» **Exercise 1**
In the article text, how long did the doctor tell the engineer to give the treatment?
» **Exercise 2**
Reproduce the stretch of the article text from "The Parable" through "stomach started hurting." word for word.

» **Text under study**
----------------------------------------

Sold a Dream — The Anatomy of Manufactured Belief | Article 4
How chronic pain, job loss, and identity crisis create a pipeline of vulnerability, and why each step toward pseudoscience makes the next step feel like common sense.
The Parable
There was an engineer. A good one. He built systems for a living — complex ones, the kind where a single misplaced variable could bring down an entire process. He was trained to ask questions, verify assumptions, test outputs, and reject anything that didn’t survive scrutiny. For fifteen years, questioning was not just his habit. It was his profession.
Then his stomach started hurting.
It began as a minor annoyance — some discomfort after meals, an occasional burning sensation. He went to a doctor. Tests were run. A diagnosis was offered: a common condition, manageable with medication and dietary adjustments. The doctor prescribed pills, suggested he reduce stress and avoid certain foods. “Give it eight to twelve weeks,” the doctor said. “These things take time.”

----------------------------------------

» **Raw data**
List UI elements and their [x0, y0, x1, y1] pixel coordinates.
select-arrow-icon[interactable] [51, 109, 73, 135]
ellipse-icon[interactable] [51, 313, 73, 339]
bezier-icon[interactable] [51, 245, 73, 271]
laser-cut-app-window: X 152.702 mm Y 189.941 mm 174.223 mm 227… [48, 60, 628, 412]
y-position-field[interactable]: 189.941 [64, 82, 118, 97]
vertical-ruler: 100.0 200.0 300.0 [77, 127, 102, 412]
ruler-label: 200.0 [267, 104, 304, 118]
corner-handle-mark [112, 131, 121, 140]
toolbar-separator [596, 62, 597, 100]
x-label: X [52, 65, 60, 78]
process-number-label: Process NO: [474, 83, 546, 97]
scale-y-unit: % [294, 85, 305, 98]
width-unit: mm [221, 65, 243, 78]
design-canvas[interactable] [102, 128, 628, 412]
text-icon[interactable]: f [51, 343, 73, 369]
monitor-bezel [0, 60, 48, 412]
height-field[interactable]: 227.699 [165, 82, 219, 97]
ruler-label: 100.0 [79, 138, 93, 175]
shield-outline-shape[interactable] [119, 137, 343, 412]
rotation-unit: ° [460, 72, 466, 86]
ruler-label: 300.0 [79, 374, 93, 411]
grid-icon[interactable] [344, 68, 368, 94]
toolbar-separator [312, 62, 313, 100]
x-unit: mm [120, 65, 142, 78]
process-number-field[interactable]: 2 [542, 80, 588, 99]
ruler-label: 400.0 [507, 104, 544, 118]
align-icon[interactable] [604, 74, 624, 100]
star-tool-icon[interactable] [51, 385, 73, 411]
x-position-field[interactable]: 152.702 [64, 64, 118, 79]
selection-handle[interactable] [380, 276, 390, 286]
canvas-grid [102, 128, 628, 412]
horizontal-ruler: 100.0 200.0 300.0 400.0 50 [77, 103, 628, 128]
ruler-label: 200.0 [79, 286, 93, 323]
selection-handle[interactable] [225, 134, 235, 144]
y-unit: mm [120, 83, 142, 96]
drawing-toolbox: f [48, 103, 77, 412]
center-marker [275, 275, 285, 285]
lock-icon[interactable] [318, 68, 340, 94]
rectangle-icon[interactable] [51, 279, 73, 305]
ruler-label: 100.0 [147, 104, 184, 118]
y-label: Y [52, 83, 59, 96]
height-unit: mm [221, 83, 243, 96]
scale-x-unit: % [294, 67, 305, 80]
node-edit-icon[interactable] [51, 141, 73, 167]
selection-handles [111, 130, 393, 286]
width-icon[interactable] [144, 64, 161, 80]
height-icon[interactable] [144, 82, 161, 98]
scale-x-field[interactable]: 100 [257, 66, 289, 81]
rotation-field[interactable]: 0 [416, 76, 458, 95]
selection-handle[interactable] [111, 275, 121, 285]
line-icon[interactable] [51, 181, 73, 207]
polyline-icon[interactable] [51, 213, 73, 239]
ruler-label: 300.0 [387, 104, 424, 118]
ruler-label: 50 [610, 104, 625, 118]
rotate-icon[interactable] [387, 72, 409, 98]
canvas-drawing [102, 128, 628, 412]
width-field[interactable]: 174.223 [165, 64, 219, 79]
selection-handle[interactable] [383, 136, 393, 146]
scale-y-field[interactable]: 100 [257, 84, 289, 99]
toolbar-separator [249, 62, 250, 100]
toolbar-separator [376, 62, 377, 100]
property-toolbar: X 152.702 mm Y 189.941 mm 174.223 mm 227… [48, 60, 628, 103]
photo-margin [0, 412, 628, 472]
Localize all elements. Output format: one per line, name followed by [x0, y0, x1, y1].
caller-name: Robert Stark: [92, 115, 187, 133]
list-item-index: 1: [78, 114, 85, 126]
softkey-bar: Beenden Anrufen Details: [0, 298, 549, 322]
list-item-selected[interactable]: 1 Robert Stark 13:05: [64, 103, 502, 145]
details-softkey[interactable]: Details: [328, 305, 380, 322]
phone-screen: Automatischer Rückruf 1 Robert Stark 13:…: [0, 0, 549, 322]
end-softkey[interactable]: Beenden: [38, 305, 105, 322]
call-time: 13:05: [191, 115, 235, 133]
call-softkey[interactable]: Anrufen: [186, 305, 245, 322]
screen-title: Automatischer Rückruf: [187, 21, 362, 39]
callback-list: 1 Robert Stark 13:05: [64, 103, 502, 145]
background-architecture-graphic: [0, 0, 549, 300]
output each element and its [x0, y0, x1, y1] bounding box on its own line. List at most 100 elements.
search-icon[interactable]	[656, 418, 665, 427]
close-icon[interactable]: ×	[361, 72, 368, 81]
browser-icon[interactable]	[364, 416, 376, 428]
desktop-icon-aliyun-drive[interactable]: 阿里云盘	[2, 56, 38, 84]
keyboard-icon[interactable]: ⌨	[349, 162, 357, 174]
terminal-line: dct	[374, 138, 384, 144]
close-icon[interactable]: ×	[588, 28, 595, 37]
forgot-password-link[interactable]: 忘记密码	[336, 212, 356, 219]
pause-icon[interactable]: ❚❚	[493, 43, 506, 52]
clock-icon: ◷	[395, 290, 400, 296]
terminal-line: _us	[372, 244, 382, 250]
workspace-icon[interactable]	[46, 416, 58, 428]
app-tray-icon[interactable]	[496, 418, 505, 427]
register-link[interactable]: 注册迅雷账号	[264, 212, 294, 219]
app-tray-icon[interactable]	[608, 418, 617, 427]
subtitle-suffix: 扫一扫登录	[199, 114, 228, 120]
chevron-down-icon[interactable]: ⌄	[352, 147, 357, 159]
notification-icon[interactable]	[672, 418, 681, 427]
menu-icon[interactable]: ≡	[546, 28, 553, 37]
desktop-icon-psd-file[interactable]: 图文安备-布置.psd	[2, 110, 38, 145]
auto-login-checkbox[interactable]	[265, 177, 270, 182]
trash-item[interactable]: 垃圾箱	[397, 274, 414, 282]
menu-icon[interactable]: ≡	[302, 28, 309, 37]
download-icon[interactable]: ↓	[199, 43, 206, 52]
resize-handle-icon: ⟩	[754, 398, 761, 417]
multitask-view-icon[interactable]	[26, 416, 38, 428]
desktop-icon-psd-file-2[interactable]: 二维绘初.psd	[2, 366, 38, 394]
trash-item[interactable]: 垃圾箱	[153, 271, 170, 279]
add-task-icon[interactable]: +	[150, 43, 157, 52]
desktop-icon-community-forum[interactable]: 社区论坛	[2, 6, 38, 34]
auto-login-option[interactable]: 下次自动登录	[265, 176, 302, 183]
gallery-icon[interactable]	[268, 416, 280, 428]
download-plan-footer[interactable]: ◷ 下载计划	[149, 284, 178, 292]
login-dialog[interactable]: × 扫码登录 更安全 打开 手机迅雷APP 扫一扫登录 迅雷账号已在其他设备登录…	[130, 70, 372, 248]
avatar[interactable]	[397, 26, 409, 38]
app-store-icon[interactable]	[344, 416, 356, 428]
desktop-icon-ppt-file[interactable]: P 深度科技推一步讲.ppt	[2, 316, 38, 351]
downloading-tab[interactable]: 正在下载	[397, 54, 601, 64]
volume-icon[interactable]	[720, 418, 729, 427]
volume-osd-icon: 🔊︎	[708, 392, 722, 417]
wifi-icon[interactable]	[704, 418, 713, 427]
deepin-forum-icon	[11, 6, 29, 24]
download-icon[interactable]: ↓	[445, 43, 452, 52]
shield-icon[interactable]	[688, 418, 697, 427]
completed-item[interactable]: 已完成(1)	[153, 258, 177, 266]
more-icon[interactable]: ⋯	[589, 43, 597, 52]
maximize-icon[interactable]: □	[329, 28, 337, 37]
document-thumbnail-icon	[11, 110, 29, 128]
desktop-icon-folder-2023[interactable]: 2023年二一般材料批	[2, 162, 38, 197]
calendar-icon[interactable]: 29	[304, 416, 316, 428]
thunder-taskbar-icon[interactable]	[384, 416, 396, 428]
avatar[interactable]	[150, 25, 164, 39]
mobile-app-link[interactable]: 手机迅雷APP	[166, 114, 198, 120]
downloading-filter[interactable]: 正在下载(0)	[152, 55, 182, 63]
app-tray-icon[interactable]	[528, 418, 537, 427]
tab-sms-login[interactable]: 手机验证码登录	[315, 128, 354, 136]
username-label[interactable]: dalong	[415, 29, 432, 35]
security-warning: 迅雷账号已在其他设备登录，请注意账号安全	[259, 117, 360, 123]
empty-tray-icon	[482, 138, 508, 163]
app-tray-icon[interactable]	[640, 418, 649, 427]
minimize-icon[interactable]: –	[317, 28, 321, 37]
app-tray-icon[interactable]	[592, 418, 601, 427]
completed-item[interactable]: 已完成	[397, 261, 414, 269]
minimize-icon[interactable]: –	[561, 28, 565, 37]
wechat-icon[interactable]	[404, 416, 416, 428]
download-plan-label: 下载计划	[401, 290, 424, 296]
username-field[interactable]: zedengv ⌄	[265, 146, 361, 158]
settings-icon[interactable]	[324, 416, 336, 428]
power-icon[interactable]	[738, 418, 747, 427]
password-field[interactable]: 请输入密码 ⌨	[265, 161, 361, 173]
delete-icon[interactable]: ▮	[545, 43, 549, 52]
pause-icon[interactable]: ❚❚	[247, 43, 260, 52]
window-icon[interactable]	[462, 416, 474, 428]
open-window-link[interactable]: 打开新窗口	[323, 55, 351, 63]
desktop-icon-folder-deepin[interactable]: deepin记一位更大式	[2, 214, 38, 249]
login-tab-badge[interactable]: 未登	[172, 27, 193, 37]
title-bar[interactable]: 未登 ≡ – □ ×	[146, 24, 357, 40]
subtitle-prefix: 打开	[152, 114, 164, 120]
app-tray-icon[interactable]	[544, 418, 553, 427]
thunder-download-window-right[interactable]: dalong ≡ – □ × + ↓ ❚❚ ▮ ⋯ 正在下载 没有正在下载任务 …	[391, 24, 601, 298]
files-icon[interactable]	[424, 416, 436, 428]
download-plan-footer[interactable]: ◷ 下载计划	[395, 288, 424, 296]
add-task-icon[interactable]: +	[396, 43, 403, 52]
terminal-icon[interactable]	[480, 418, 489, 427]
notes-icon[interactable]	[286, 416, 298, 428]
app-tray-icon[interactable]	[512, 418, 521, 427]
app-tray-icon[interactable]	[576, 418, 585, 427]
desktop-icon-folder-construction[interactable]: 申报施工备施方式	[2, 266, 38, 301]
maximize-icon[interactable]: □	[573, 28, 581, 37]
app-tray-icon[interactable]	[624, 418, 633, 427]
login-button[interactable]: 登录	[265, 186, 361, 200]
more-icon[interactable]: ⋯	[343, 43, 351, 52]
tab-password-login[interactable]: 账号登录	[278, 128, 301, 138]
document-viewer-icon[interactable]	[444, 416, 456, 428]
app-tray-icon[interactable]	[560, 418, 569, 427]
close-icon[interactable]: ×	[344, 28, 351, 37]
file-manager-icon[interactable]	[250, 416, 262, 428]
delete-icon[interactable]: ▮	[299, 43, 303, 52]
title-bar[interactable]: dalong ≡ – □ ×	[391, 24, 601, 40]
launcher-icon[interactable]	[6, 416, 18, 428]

----------------------------------------

» **Your response 1**
Eight to twelve weeks.

» **Your response 2**
The Parable
There was an engineer. A good one. He built systems for a living — complex ones, the kind where a single misplaced variable could bring down an entire process. He was trained to ask questions, verify assumptions, test outputs, and reject anything that didn’t survive scrutiny. For fifteen years, questioning was not just his habit. It was his profession.
Then his stomach started hurting.